Items listed in a dataset
————

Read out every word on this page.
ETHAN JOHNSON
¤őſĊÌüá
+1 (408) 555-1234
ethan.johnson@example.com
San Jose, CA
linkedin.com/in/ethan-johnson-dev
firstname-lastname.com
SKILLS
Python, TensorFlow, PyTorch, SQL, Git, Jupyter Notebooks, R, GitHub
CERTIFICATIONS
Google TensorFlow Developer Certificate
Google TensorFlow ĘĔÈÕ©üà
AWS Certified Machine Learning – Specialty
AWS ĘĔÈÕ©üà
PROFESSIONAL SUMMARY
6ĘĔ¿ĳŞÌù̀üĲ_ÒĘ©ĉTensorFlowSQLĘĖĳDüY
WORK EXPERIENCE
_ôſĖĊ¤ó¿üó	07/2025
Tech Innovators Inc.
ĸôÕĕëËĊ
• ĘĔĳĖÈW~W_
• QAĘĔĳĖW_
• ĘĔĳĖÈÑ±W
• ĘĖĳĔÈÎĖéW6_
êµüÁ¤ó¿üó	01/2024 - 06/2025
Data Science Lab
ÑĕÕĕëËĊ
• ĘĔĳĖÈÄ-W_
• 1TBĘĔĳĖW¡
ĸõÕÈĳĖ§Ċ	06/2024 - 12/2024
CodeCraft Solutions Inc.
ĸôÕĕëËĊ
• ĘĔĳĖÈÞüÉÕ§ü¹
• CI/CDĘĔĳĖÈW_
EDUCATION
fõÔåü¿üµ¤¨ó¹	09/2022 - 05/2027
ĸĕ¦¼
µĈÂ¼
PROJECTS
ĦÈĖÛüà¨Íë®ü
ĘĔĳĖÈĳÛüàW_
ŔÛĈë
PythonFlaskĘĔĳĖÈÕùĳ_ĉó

————

Go through the data and return every record exactly.

Read out every word on this page.
ETHAN JOHNSON
¤őſĊÌüá
+1 (408) 555-1234
ethan.johnson@example.com
San Jose, CA
linkedin.com/in/ethan-johnson-dev
firstname-lastname.com
SKILLS
Python, TensorFlow, PyTorch, SQL, Git, Jupyter Notebooks, R, GitHub
CERTIFICATIONS
Google TensorFlow Developer Certificate
Google TensorFlow ĘĔÈÕ©üà
AWS Certified Machine Learning – Specialty
AWS ĘĔÈÕ©üà
PROFESSIONAL SUMMARY
6ĘĔ¿ĳŞÌù̀üĲ_ÒĘ©ĉTensorFlowSQLĘĖĳDüY
WORK EXPERIENCE
_ôſĖĊ¤ó¿üó	07/2025
Tech Innovators Inc.
ĸôÕĕëËĊ
• ĘĔĳĖÈW~W_
• QAĘĔĳĖW_
• ĘĔĳĖÈÑ±W
• ĘĖĳĔÈÎĖéW6_
êµüÁ¤ó¿üó	01/2024 - 06/2025
Data Science Lab
ÑĕÕĕëËĊ
• ĘĔĳĖÈÄ-W_
• 1TBĘĔĳĖW¡
ĸõÕÈĳĖ§Ċ	06/2024 - 12/2024
CodeCraft Solutions Inc.
ĸôÕĕëËĊ
• ĘĔĳĖÈÞüÉÕ§ü¹
• CI/CDĘĔĳĖÈW_
EDUCATION
fõÔåü¿üµ¤¨ó¹	09/2022 - 05/2027
ĸĕ¦¼
µĈÂ¼
PROJECTS
ĦÈĖÛüà¨Íë®ü
ĘĔĳĖÈĳÛüàW_
ŔÛĈë
PythonFlaskĘĔĳĖÈÕùĳ_ĉó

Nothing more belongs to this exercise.